Both Young and Raico hold Churchill responsible for American involvement in the First World War. “While Winston had no principles,” Raico writes, “there was one constant in his life: the love of war.” He cites Churchill’s playing with soldiers as a boy; attending Sandhurst “instead of the universities.” He notes Churchill’s remark to Violet Asquith in the early days of the war: “I cannot help it—I love every second I live.”9 Yet that last quote expresses something quite different from the love of war itself.
Against this, we need to contrast Churchill’s 1901 speech attacking his own party and “Mr. Brodrick’s Army”—the creation of three regular army corps. Adamantly he opposed having a standing army, ready at a moment’s notice to engage in a European war:
[A] European war can only end in the ruin of the vanquished and the scarcely less fatal commercial dislocation and the exhaustion of the conquerors. Democracy is more vindictive than Cabinets. The wars of peoples will be more terrible than those of kings.10
Can this be the same man Raico would have us believe “loved war as few modern men ever have”?
War-monger or conciliator?
Before the 1914 war, Raico says, Churchill spread “wild rumors of the growing strength of the German navy, just as he did in the 1930s about the build-up of the German air force.” Young echoes Raico: “Churchill became First Lord of the Admiralty, and, during the crises that followed, used every opportunity to fan the flames of war.”
Young’s bibliography references Robert Massey’s excellent Dreadnought: Britain, Germany and the Coming of the Great War. But nothing in Massey supports the Raico-Young thesis that Churchill used “every opportunity” to foment war. From Massey we learn that it was Churchill who abandoned the “Two-Power Standard,” maintaining a navy as strong as the next two naval powers combined. (He settled for a 60% superiority over the German fleet.)11
Churchill’s first speech as head of the Admiralty offered “conciliation and compromise” to the Germans. He proposed a “naval holiday,” a halt in building new battleships. The Royal Navy was 60% larger than the German High Seas Fleet. So Churchill declared that Britain would cancel four dreadnoughts if the Germans canceled two. Then, he suggested, France, Italy, Austria and Russia might follow suit. But the Germans didn’t bite. Massey says the German ambassador worked “to prevent an official British proposal for a Naval Holiday from reaching Berlin.”12
Postwar disarmament
Raico and Young claim that during the 1920s, “Churchill denounced all calls for Allied disarmament even before Hitler came to power.” It was Churchill’s “protracted fantasy” that Germany would submit forever to the shackles of Versailles. Both are demonstrably wrong.

════════════════

• _GIVEN REQUEST 1_: In the entries, transcribe word for word every line from the one containing "sensor-label: S3 <box>253 199 262 208</box>" through the one containing "sensor-s11: S11 <box>310 119 333 129</box>", including both of those lines.
The passage on Churchill and the entries that follow it come from unrelated sources.

• _RECORDS_:
════════════════

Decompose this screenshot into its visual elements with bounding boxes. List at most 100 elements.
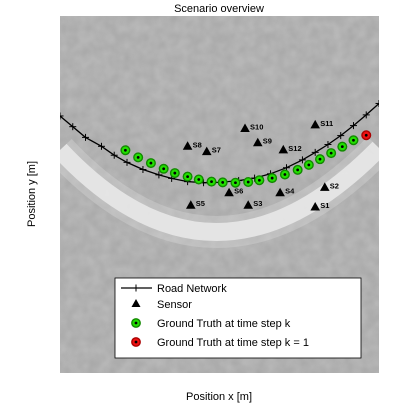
sensor-label: S3 <box>253 199 262 208</box>
ground-truth-point <box>145 158 156 169</box>
sensor-s5: S5 <box>185 199 205 209</box>
sensor-label: S9 <box>263 137 272 146</box>
sensor-s7: S7 <box>201 146 221 156</box>
sensor-label: S1 <box>320 201 329 210</box>
ground-truth-point-center <box>136 155 140 159</box>
ground-truth-point-center <box>186 175 190 179</box>
sensor-s9: S9 <box>252 137 272 147</box>
ground-truth-point-center <box>296 168 300 172</box>
sensor-s11: S11 <box>310 119 333 129</box>
legend-ground-truth-label: Ground Truth at time step k <box>157 318 291 330</box>
ground-truth-point-center <box>270 176 274 180</box>
ground-truth-point <box>243 177 254 188</box>
legend-sensor-label: Sensor <box>157 299 192 311</box>
ground-truth-point <box>230 177 241 188</box>
ground-truth-point <box>182 171 193 182</box>
ground-truth-point-center <box>210 180 213 184</box>
ground-truth-point-k1 <box>361 130 372 141</box>
sensor-label: S5 <box>196 199 205 208</box>
ground-truth-point-center <box>123 148 127 152</box>
ground-truth-point-center <box>257 178 261 182</box>
sensor-marker <box>275 187 285 197</box>
ground-truth-point <box>326 148 337 159</box>
ground-truth-point-center <box>246 180 250 184</box>
legend-ground-truth-k1-swatch-center <box>134 340 138 344</box>
road-network-marker <box>337 132 345 140</box>
sensor-label: S12 <box>288 144 301 153</box>
road-network-marker <box>311 148 319 156</box>
ground-truth-point <box>158 163 169 174</box>
legend-road-network-swatch <box>121 284 152 292</box>
sensor-s4: S4 <box>275 187 295 197</box>
chart-title: Scenario overview <box>174 3 264 15</box>
sensor-marker <box>252 137 263 147</box>
sensor-marker <box>243 200 254 209</box>
ground-truth-point-center <box>340 145 344 149</box>
sensor-marker <box>182 141 193 150</box>
ground-truth-point <box>337 141 348 152</box>
ground-truth-point-center <box>329 151 333 155</box>
road-network-marker <box>69 123 77 131</box>
road-network-marker <box>324 141 332 149</box>
ground-truth-point <box>254 175 265 186</box>
ground-truth-point-center <box>283 173 287 176</box>
ground-truth-point <box>169 168 180 179</box>
sensor-s8: S8 <box>182 140 202 150</box>
road-network-marker <box>298 156 306 164</box>
road-network-marker <box>349 122 357 130</box>
road-network-marker <box>362 111 370 119</box>
ground-truth-point <box>314 154 325 165</box>
road-network-marker <box>60 112 64 120</box>
ground-truth-point-k1-center <box>364 133 368 137</box>
sensor-marker <box>310 201 320 211</box>
ground-truth-point-center <box>318 157 322 161</box>
sensor-s1: S1 <box>310 201 329 211</box>
road-network-marker <box>97 142 105 150</box>
legend-ground-truth-k1-label: Ground Truth at time step k = 1 <box>157 337 309 349</box>
sensor-marker <box>310 119 320 129</box>
road-network-marker <box>139 166 147 174</box>
sensor-label: S8 <box>193 140 202 149</box>
sensor-s2: S2 <box>319 181 339 191</box>
road-network-marker <box>375 99 379 107</box>
ground-truth-point <box>206 176 217 187</box>
sensor-marker <box>278 144 289 154</box>
ground-truth-point <box>292 164 303 175</box>
ground-truth-point <box>217 177 228 188</box>
sensor-label: S11 <box>320 119 333 128</box>
legend: Road Network Sensor Ground Truth at time… <box>114 277 362 359</box>
y-axis-label: Position y [m] <box>26 161 38 227</box>
ground-truth-point-center <box>352 138 355 142</box>
sensor-marker <box>319 182 330 191</box>
sensor-label: S2 <box>330 181 339 190</box>
sensor-s6: S6 <box>224 187 243 197</box>
road-network-marker <box>155 171 163 179</box>
sensor-marker <box>185 200 196 209</box>
ground-truth-point <box>120 145 131 156</box>
ground-truth-point-center <box>221 180 225 184</box>
road-network-marker <box>82 133 90 141</box>
ground-truth-point <box>193 174 204 185</box>
ground-truth-point-center <box>162 167 166 171</box>
ground-truth-point <box>279 169 290 180</box>
sensor-label: S10 <box>250 122 263 131</box>
road-network-marker <box>123 158 131 166</box>
legend-road-network-label: Road Network <box>157 283 227 295</box>
road-network-markers <box>60 99 379 187</box>
sensor-s10: S10 <box>240 122 263 132</box>
ground-truth-point <box>267 173 278 184</box>
road-network-marker <box>110 151 118 159</box>
sensor-marker <box>201 146 212 156</box>
sensor-marker <box>224 187 234 197</box>
ground-truth-point <box>133 152 144 163</box>
legend-box <box>114 277 362 359</box>
sensor-s3: S3 <box>243 199 262 209</box>
legend-sensor-swatch <box>131 299 141 307</box>
ground-truth-point-center <box>149 161 153 165</box>
sensor-s12: S12 <box>278 144 302 154</box>
ground-truth-markers <box>120 130 372 188</box>
ground-truth-point <box>303 159 314 170</box>
sensor-label: S6 <box>234 187 243 196</box>
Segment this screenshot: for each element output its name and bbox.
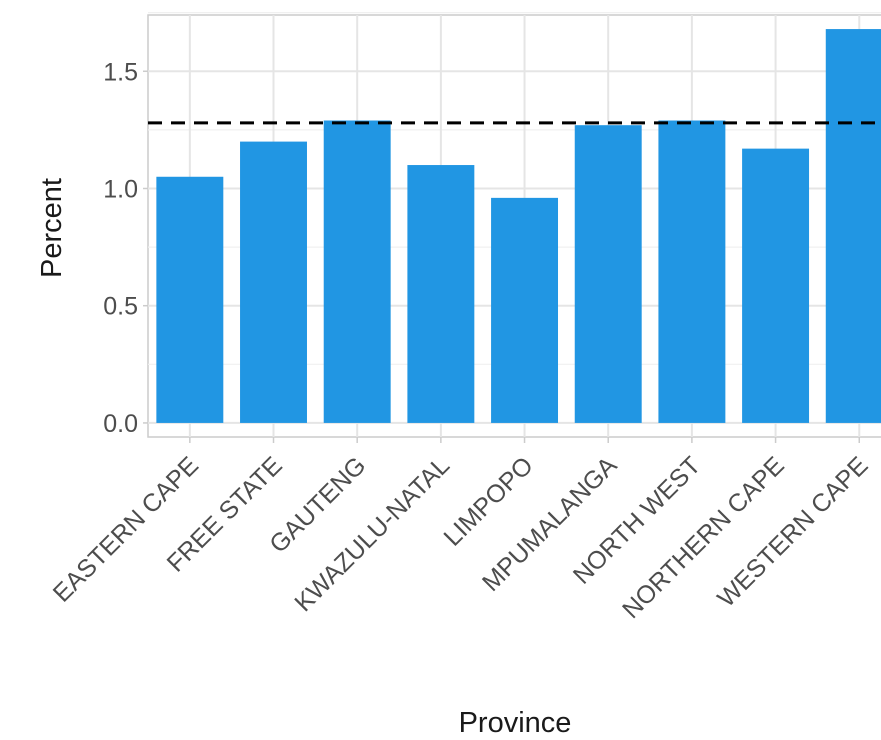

════════════════

• _GIVEN REQUEST 2_: According to the passage on Churchill, what superiority over the German fleet did Churchill settle for after abandoning the "Two-Power Standard"?

• _REPLY 1_:
sensor-label: S3 <box>253 199 262 208</box>
ground-truth-point <box>145 158 156 169</box>
sensor-s5: S5 <box>185 199 205 209</box>
sensor-label: S9 <box>263 137 272 146</box>
sensor-s7: S7 <box>201 146 221 156</box>
sensor-label: S1 <box>320 201 329 210</box>
ground-truth-point-center <box>136 155 140 159</box>
ground-truth-point-center <box>186 175 190 179</box>
sensor-s9: S9 <box>252 137 272 147</box>
ground-truth-point-center <box>296 168 300 172</box>
sensor-s11: S11 <box>310 119 333 129</box>

• _REPLY 2_: A 60% superiority over the German fleet.